Below is a block of records. Copy every line in it that contains the word "JSON".

Records from a collection of figures:
>> begin

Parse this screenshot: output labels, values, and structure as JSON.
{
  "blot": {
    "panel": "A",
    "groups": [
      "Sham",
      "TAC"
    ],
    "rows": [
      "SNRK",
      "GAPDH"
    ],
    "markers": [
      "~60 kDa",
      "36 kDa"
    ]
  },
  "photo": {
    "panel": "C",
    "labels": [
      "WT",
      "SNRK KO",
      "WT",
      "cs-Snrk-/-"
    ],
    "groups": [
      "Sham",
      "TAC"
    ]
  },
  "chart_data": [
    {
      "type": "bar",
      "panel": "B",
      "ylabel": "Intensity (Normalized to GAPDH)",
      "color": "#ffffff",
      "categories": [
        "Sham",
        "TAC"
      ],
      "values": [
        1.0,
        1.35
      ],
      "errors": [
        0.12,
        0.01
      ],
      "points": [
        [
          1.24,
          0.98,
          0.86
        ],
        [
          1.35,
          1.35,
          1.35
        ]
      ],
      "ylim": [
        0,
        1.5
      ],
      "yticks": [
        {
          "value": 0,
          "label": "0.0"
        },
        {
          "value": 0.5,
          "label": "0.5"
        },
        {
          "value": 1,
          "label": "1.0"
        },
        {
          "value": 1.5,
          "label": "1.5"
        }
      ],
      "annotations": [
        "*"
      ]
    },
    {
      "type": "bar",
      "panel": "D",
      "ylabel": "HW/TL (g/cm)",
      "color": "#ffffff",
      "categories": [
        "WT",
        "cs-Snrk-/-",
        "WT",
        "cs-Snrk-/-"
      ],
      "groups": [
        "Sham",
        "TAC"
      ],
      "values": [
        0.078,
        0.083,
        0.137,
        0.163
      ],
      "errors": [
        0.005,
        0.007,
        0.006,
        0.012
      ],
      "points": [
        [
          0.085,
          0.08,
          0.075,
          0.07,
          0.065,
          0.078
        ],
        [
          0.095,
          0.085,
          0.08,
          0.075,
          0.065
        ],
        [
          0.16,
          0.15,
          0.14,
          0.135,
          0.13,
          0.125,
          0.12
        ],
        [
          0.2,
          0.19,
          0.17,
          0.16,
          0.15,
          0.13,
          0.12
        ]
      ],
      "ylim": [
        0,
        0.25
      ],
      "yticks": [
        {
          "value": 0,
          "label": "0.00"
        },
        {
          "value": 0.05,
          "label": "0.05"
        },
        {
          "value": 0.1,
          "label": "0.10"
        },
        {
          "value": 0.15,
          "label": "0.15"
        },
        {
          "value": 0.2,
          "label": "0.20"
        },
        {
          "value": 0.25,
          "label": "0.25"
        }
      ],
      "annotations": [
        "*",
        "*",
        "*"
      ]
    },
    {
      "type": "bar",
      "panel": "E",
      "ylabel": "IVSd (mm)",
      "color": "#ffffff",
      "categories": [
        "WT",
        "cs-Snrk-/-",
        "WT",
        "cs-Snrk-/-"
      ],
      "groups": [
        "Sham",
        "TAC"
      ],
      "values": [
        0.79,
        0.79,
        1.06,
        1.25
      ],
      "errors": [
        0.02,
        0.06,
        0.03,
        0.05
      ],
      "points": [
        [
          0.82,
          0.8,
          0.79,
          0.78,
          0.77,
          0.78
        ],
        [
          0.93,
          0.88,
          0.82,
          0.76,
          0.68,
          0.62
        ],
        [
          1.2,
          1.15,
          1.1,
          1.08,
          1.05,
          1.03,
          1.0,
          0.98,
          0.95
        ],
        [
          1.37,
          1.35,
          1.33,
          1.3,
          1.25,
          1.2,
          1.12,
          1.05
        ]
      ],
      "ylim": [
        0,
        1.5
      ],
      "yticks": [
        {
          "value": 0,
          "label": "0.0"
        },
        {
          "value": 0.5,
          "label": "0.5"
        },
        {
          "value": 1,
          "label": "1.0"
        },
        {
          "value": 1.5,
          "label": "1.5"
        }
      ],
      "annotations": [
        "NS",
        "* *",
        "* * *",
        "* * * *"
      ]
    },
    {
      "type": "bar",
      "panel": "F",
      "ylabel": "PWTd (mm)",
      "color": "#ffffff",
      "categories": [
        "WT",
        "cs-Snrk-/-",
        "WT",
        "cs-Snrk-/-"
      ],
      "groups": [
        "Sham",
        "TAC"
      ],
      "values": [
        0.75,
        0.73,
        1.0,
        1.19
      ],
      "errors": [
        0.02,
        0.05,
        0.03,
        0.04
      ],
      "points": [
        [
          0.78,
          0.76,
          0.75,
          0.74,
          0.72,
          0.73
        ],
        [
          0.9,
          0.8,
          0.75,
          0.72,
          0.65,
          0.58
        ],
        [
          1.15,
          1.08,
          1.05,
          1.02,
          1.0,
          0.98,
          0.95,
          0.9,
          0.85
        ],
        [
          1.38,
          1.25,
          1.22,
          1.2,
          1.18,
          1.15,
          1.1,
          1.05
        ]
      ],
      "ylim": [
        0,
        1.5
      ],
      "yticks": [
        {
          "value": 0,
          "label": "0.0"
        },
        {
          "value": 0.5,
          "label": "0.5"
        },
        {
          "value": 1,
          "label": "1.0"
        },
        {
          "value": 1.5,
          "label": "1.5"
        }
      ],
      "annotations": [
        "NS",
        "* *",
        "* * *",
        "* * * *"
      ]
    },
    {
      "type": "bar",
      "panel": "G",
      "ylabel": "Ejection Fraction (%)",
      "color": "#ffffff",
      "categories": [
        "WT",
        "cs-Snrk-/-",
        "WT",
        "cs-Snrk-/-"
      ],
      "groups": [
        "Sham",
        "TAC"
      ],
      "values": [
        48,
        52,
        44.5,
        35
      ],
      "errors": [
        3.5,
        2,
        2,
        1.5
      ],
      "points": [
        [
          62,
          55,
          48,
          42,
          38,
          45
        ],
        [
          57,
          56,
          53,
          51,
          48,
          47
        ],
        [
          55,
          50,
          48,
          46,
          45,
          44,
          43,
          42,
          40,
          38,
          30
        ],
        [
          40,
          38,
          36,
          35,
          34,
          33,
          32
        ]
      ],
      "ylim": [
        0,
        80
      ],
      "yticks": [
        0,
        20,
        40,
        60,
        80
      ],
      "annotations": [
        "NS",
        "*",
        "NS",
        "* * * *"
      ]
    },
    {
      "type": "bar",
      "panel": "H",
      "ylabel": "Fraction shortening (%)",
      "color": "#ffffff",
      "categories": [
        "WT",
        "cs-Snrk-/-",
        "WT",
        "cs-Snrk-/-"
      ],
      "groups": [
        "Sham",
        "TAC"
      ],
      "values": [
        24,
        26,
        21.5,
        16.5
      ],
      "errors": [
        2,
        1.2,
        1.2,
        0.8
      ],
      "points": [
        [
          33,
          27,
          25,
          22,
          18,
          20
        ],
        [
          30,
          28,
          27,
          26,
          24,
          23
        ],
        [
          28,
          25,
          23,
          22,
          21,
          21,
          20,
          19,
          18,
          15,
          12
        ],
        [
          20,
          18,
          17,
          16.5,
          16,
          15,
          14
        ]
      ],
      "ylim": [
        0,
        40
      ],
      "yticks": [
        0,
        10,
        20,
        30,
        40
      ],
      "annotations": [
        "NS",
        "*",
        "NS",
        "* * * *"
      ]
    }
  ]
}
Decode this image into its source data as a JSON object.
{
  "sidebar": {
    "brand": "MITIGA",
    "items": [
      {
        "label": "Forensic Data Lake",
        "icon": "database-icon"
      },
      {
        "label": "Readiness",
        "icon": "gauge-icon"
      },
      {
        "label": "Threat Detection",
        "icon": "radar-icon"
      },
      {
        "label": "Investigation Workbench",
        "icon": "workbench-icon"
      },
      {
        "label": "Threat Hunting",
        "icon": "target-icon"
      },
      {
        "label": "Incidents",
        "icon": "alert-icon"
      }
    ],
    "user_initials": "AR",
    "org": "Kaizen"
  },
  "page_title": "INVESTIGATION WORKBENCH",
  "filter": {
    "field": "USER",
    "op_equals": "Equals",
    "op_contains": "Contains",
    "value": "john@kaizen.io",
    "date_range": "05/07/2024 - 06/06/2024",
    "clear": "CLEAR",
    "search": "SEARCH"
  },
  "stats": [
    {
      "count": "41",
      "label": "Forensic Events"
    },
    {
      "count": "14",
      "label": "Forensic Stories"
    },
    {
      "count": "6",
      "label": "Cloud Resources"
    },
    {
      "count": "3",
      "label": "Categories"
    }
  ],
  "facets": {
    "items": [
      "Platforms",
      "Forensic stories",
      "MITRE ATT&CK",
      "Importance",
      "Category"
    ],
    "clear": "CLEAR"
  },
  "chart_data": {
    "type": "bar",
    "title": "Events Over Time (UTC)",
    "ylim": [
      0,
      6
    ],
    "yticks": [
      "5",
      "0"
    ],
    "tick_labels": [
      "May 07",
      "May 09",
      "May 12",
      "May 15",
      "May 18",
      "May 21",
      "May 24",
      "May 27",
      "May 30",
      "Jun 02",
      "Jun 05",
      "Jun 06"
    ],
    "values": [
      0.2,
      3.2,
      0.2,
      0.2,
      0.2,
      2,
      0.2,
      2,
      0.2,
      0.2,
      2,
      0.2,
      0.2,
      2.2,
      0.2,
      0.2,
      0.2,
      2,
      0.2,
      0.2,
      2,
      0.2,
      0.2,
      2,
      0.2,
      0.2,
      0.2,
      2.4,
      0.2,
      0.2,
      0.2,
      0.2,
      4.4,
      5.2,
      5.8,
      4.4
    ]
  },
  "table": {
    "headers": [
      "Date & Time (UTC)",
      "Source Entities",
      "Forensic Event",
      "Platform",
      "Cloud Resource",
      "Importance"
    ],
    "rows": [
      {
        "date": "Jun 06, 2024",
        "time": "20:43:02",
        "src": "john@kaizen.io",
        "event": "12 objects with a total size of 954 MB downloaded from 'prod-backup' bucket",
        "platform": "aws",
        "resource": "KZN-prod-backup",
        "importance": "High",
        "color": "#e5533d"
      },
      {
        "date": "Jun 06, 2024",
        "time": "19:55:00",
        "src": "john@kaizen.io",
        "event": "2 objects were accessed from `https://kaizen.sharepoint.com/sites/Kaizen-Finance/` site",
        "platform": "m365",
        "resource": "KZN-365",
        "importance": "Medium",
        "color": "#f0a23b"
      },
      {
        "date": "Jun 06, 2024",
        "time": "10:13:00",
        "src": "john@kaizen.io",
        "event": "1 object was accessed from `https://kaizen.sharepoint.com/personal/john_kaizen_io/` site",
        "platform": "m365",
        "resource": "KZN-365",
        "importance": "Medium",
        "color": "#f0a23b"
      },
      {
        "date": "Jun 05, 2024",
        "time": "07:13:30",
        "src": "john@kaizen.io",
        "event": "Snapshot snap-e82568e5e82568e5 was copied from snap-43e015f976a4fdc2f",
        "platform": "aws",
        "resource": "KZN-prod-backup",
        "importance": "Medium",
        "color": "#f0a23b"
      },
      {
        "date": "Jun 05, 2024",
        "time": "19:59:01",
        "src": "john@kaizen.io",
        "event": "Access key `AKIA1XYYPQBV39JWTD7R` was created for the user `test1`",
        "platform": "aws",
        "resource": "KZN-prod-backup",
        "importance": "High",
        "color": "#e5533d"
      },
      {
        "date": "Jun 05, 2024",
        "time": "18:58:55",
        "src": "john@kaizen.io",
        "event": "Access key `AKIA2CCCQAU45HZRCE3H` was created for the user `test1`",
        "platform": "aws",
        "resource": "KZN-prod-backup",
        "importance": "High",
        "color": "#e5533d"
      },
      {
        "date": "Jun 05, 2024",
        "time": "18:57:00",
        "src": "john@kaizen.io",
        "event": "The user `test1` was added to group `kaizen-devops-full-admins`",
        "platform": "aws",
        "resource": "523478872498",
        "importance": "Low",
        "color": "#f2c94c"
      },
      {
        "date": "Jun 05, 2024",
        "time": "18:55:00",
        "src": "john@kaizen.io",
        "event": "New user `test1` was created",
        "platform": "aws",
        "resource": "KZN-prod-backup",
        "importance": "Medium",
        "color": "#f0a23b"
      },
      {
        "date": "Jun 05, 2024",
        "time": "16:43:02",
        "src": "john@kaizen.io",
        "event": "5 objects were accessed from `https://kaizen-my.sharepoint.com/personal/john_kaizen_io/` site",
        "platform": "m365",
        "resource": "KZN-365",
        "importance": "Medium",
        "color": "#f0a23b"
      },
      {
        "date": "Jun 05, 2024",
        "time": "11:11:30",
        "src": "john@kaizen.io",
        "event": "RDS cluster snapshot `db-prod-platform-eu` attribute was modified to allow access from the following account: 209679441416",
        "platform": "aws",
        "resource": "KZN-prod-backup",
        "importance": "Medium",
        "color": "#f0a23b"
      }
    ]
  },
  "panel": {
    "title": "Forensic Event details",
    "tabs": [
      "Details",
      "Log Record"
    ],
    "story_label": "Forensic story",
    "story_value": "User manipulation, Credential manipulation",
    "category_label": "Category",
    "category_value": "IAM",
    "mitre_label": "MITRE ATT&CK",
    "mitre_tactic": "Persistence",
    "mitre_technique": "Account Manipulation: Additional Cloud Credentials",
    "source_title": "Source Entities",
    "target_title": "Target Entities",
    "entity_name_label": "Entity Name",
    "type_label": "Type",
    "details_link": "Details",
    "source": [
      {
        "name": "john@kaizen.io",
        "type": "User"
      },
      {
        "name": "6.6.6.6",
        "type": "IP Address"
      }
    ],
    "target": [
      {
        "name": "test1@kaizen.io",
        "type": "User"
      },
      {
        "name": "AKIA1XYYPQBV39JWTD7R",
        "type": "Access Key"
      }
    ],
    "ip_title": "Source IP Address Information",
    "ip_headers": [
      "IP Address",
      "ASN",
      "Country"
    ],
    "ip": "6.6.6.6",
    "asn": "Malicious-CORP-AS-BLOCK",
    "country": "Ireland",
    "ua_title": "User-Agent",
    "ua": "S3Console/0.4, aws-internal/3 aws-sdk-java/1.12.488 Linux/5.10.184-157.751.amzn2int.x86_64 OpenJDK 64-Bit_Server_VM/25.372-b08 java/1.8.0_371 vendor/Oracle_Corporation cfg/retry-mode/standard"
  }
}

>> end

REPLY:
Parse this screenshot: output labels, values, and structure as JSON.
Decode this image into its source data as a JSON object.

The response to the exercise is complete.